What you will do:
Filter for the word "presente" and keep each matching line.

===== Material for this task

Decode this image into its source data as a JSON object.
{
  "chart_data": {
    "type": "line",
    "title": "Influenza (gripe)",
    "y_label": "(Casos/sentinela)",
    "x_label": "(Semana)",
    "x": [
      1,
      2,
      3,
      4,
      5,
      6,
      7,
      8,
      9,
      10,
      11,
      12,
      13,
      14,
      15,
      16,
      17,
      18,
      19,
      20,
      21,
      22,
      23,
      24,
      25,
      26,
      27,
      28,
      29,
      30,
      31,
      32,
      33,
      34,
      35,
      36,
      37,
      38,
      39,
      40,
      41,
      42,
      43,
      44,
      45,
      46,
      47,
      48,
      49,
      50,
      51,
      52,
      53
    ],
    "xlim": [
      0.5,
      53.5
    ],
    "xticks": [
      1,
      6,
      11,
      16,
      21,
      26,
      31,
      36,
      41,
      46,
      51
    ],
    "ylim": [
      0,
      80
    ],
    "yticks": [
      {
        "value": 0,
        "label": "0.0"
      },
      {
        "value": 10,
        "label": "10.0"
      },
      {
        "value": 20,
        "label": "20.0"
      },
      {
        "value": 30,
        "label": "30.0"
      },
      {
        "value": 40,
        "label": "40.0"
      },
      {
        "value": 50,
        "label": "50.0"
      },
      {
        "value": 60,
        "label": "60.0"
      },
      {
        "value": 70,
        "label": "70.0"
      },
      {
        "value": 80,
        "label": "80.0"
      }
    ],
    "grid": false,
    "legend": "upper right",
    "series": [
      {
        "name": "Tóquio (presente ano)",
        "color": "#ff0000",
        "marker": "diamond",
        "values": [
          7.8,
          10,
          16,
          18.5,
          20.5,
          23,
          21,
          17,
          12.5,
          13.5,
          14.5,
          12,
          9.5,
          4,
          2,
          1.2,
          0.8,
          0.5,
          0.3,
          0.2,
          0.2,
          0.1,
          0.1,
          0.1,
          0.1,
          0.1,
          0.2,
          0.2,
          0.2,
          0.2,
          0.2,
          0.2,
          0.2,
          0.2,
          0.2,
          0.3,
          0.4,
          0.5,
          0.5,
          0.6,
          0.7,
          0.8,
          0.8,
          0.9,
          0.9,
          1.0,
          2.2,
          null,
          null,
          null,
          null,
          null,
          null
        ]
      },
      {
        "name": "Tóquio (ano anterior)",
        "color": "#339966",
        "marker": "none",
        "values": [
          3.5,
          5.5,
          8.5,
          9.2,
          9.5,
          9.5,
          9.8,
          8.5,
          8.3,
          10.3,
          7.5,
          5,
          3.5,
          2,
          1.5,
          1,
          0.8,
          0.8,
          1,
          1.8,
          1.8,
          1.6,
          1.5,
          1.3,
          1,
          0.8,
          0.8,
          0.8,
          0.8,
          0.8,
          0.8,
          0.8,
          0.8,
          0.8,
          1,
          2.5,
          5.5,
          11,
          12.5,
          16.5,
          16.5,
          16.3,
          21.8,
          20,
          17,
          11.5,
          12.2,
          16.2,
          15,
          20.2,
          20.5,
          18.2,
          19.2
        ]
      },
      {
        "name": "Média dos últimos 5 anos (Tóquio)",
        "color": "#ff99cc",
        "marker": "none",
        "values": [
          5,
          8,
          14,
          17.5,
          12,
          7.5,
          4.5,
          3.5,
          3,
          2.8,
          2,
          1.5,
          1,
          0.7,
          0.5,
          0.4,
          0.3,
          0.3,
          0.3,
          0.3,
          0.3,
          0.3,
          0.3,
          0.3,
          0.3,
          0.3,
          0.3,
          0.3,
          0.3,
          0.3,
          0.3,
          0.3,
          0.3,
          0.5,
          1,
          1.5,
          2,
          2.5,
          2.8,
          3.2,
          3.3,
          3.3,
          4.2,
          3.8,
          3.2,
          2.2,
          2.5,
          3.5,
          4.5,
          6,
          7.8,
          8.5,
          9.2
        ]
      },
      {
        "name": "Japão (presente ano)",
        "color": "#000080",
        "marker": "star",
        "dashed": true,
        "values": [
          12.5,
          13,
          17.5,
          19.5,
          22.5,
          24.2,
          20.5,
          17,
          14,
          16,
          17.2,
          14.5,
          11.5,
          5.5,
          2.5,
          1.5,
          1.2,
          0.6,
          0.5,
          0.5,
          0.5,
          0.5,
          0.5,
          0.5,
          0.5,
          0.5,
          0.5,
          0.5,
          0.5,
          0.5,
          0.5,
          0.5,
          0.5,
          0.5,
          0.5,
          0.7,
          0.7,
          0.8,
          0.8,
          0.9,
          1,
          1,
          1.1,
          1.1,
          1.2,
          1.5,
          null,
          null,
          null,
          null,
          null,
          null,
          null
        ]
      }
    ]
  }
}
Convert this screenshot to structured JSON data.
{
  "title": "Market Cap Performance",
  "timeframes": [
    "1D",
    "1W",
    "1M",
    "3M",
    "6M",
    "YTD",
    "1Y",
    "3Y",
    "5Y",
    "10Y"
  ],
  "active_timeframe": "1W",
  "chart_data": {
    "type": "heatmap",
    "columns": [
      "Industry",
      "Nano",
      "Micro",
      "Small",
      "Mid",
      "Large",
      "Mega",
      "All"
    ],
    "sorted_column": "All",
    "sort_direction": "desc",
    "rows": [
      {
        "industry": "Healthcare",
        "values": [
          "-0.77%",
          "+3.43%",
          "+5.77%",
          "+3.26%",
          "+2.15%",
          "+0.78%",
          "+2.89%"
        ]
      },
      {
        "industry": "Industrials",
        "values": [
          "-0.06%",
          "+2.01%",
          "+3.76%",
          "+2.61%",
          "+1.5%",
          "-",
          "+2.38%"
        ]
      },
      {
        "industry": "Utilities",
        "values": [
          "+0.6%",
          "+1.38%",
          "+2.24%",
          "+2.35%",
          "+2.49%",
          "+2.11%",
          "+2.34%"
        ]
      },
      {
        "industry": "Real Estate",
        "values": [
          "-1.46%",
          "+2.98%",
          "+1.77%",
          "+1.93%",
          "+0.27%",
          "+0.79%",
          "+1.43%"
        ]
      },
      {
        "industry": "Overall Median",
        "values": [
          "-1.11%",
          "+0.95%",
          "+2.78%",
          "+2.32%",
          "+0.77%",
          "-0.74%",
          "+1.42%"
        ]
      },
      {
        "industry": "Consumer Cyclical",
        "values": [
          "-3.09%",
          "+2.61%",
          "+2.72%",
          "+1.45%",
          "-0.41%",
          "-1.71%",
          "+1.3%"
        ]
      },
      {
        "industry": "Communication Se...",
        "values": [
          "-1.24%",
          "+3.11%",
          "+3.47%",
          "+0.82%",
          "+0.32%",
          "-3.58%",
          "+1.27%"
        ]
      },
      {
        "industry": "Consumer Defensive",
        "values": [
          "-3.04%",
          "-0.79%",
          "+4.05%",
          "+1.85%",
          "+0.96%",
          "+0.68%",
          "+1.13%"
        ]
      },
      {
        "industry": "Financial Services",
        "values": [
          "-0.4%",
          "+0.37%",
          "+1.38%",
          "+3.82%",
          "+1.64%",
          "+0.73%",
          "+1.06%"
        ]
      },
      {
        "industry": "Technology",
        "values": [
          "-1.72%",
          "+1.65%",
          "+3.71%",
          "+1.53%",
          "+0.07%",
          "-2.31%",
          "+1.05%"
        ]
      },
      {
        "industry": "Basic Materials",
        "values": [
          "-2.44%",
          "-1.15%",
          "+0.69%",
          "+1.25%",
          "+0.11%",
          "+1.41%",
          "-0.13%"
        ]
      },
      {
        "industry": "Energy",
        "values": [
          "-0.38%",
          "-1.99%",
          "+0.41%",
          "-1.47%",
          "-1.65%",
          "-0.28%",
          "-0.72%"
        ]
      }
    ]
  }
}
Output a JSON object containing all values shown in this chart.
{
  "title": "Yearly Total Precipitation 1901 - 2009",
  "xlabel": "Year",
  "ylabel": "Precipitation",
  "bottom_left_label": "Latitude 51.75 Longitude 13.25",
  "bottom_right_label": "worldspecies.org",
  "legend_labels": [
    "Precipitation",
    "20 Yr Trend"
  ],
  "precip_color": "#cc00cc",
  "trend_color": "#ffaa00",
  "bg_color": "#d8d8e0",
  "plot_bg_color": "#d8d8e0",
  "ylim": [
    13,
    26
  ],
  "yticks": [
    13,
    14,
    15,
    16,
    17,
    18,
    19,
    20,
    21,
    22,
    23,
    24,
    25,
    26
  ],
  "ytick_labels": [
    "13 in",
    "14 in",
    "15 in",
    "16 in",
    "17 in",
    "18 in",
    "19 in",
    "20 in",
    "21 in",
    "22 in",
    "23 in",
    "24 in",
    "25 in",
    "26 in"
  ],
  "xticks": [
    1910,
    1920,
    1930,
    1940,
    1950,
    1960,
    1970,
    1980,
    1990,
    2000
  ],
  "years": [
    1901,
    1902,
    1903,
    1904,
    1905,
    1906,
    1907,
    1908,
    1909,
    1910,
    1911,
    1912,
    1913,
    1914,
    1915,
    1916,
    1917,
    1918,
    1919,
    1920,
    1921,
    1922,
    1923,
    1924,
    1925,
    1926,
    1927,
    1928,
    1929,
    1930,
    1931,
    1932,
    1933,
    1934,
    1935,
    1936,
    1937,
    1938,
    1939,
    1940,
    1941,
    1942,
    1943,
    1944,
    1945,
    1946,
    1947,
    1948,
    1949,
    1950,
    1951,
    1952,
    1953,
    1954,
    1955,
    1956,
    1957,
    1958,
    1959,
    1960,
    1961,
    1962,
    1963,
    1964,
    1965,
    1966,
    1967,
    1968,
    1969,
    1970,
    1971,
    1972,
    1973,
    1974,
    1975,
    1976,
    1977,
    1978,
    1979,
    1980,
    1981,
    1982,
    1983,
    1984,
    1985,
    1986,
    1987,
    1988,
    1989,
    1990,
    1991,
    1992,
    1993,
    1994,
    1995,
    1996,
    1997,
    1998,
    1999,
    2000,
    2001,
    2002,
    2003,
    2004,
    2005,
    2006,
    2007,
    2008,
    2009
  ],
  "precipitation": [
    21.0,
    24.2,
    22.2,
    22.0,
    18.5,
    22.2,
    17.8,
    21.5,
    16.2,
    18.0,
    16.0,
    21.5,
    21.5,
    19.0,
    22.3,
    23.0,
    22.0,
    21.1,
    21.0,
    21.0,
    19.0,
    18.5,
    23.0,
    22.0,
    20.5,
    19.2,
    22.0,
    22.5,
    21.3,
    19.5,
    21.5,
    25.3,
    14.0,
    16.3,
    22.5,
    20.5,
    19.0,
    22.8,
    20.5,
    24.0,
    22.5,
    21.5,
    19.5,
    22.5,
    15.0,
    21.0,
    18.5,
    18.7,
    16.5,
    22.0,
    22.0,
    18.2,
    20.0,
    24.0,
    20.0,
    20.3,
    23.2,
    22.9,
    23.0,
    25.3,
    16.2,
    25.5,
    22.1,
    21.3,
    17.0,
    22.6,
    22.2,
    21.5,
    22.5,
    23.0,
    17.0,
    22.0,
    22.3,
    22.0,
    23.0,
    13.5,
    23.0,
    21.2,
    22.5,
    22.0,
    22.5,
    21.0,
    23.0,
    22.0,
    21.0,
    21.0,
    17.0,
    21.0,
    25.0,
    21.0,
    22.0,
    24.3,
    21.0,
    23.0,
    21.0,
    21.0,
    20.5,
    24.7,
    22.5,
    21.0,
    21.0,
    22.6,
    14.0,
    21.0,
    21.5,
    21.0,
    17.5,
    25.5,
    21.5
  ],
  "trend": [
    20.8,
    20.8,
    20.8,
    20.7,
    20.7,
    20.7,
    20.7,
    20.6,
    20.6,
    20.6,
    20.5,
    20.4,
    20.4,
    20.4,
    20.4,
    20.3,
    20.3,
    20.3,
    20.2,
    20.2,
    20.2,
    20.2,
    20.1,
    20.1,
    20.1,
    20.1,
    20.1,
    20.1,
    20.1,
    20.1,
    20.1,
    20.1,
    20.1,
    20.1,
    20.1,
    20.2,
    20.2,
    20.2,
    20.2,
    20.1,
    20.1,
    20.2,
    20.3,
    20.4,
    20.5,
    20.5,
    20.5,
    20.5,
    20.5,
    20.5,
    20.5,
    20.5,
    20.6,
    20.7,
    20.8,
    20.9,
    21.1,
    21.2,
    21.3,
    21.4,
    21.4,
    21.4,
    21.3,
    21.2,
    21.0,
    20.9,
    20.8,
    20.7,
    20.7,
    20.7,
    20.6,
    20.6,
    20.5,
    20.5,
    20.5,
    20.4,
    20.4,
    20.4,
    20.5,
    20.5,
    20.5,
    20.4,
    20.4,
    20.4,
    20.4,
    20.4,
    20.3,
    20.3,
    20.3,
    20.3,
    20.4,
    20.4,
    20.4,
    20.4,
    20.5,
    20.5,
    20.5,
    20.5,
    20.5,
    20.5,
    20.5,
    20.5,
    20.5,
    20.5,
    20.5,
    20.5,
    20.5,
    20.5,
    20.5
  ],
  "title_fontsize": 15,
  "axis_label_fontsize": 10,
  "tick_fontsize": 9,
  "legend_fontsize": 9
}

==========

Result of the task:
        "name": "Tóquio (presente ano)",
        "name": "Japão (presente ano)",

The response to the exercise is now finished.